>> start
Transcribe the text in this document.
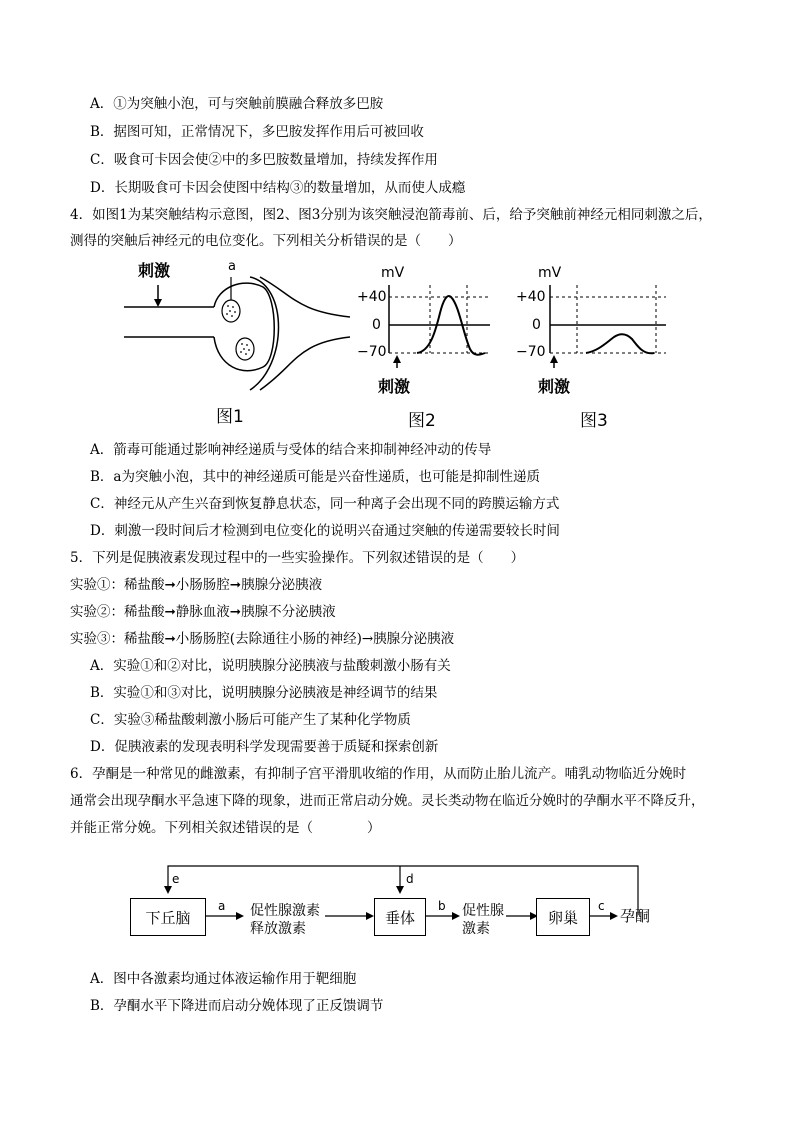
A．①为突触小泡，可与突触前膜融合释放多巴胺
B．据图可知，正常情况下，多巴胺发挥作用后可被回收
C．吸食可卡因会使②中的多巴胺数量增加，持续发挥作用
D．长期吸食可卡因会使图中结构③的数量增加，从而使人成瘾
4．如图1为某突触结构示意图，图2、图3分别为该突触浸泡箭毒前、后，给予突触前神经元相同刺激之后，
测得的突触后神经元的电位变化。下列相关分析错误的是（　　）
刺激	a
图1
mV
+40
0
−70
刺激
图2
mV
+40
0
−70
刺激
图3
A．箭毒可能通过影响神经递质与受体的结合来抑制神经冲动的传导
B．a为突触小泡，其中的神经递质可能是兴奋性递质，也可能是抑制性递质
C．神经元从产生兴奋到恢复静息状态，同一种离子会出现不同的跨膜运输方式
D．刺激一段时间后才检测到电位变化的说明兴奋通过突触的传递需要较长时间
5．下列是促胰液素发现过程中的一些实验操作。下列叙述错误的是（　　）
实验①：稀盐酸➞小肠肠腔➞胰腺分泌胰液
实验②：稀盐酸➞静脉血液➞胰腺不分泌胰液
实验③：稀盐酸➞小肠肠腔(去除通往小肠的神经)→胰腺分泌胰液
A．实验①和②对比，说明胰腺分泌胰液与盐酸刺激小肠有关
B．实验①和③对比，说明胰腺分泌胰液是神经调节的结果
C．实验③稀盐酸刺激小肠后可能产生了某种化学物质
D．促胰液素的发现表明科学发现需要善于质疑和探索创新
6．孕酮是一种常见的雌激素，有抑制子宫平滑肌收缩的作用，从而防止胎儿流产。哺乳动物临近分娩时
通常会出现孕酮水平急速下降的现象，进而正常启动分娩。灵长类动物在临近分娩时的孕酮水平不降反升，
并能正常分娩。下列相关叙述错误的是（　　　　）
下丘脑
a 促性腺激素
释放激素
垂体
b 促性腺
激素
卵巢
c
孕酮
d
e
A．图中各激素均通过体液运输作用于靶细胞
B．孕酮水平下降进而启动分娩体现了正反馈调节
>> end
→ **To be done**
In the records above, locate each line with the word "小肠肠腔". Copy all such lines.

→ **Output for this task**
实验①：稀盐酸➞小肠肠腔➞胰腺分泌胰液
实验③：稀盐酸➞小肠肠腔(去除通往小肠的神经)→胰腺分泌胰液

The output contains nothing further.